#### STATED EXERCISE
Copy all lines of the listing that include the string "JSON".

#### Records from a data source
— start —
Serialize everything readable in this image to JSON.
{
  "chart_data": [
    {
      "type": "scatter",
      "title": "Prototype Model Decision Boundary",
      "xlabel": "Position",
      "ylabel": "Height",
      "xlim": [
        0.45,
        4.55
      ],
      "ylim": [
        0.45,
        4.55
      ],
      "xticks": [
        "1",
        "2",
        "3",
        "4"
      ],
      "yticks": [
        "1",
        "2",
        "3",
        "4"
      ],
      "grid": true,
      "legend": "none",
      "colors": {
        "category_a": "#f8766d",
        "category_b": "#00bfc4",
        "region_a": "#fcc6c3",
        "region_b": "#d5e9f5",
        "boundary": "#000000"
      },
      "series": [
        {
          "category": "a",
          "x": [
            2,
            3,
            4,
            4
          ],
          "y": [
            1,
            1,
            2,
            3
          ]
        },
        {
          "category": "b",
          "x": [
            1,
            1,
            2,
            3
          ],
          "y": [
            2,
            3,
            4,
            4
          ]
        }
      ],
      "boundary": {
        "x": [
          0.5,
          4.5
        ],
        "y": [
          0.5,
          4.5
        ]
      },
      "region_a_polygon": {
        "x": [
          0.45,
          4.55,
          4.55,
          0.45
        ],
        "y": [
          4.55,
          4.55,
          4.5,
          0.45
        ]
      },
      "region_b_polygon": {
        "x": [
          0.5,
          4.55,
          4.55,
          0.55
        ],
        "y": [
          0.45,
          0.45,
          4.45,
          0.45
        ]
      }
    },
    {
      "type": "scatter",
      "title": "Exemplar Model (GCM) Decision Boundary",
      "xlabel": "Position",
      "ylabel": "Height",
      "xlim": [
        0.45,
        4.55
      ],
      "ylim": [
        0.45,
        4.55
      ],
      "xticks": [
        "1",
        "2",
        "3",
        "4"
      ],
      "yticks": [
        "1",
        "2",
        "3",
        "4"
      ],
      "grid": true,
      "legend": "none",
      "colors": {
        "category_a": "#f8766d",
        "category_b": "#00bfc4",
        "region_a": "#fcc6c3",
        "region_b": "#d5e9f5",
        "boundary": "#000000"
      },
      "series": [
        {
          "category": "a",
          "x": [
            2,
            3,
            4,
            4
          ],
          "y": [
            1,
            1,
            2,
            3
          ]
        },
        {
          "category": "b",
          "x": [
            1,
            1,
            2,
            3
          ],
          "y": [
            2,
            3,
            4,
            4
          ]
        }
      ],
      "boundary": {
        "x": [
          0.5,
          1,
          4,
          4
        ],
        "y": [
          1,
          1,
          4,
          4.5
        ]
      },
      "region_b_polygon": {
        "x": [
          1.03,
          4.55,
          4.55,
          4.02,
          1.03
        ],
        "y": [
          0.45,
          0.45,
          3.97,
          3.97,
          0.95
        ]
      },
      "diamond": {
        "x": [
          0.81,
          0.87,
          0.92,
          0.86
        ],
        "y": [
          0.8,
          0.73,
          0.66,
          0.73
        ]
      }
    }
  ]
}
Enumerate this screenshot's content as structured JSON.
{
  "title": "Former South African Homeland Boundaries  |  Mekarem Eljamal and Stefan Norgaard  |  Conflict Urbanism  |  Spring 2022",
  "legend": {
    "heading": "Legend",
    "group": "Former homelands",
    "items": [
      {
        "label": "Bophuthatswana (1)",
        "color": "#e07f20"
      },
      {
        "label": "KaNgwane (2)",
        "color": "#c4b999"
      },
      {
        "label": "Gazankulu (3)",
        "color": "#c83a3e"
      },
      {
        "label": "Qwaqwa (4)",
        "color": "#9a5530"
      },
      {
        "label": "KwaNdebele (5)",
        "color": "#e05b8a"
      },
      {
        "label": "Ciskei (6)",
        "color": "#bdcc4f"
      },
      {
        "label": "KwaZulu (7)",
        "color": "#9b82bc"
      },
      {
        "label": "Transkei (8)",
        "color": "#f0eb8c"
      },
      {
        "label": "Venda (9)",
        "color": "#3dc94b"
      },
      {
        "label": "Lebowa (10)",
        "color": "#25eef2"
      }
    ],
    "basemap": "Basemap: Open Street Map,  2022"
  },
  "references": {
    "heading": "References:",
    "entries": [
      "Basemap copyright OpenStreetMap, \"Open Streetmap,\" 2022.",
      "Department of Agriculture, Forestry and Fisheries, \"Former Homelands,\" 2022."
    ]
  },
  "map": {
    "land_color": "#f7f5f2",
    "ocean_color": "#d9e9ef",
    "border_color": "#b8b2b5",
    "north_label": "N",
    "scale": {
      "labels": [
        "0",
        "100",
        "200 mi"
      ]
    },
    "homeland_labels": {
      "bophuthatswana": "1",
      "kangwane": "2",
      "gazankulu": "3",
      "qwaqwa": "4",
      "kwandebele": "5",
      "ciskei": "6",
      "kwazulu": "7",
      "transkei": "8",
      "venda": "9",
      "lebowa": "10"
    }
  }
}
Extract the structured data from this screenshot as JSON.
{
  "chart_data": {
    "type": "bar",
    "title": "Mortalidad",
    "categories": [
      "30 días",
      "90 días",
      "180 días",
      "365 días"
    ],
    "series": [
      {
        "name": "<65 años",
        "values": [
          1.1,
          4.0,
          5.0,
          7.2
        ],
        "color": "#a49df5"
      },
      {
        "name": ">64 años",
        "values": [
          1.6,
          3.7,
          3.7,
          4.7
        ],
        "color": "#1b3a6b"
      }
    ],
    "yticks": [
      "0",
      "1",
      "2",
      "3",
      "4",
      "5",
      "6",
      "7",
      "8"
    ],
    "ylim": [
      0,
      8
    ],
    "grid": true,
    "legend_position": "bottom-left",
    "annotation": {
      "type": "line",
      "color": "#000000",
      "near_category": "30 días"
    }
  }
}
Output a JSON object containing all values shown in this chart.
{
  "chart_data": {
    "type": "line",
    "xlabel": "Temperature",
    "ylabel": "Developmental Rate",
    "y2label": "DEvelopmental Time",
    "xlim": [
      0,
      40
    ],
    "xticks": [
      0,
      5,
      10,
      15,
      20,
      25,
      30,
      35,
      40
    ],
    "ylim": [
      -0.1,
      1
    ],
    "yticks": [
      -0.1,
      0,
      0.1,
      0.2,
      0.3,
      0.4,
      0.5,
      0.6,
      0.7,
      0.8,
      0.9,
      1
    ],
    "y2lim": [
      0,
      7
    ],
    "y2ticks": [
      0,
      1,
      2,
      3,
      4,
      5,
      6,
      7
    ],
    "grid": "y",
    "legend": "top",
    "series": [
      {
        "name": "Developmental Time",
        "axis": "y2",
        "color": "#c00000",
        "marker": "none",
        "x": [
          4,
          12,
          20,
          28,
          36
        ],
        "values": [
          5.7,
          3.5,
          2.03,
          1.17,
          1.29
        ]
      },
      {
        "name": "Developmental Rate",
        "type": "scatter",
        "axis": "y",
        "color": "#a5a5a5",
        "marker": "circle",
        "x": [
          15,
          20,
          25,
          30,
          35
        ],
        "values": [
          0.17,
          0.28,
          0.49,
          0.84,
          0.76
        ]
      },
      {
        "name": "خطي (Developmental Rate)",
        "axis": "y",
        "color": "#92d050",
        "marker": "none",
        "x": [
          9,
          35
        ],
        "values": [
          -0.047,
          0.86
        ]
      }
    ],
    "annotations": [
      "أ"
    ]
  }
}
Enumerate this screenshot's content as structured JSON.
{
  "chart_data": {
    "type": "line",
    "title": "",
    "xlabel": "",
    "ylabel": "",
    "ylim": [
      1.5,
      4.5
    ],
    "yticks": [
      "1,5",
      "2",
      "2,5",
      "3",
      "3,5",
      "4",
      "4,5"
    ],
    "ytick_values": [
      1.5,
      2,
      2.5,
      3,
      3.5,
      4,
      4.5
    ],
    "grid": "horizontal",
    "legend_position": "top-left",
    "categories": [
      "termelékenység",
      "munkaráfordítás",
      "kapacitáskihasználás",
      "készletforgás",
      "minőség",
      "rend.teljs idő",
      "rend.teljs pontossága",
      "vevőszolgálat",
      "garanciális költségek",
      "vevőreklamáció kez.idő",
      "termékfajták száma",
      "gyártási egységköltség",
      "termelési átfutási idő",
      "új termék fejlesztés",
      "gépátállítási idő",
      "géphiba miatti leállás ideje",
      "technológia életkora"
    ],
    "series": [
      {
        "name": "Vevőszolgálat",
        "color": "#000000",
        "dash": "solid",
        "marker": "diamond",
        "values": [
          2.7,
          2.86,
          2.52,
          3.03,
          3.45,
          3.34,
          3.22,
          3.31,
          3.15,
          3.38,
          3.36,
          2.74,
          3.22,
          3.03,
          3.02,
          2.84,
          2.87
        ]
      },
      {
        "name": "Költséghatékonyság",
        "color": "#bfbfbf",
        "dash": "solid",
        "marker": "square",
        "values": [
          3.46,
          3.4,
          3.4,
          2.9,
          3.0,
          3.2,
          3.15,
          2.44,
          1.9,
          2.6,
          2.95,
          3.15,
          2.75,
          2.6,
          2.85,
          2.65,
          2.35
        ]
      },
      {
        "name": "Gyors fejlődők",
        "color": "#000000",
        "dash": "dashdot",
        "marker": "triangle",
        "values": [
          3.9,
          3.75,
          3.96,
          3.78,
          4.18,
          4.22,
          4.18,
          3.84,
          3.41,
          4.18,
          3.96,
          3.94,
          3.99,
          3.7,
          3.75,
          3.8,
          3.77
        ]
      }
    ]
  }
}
— end —
#### SOLVED EXERCISE
Serialize everything readable in this image to JSON.
Enumerate this screenshot's content as structured JSON.
Extract the structured data from this screenshot as JSON.
Output a JSON object containing all values shown in this chart.
Enumerate this screenshot's content as structured JSON.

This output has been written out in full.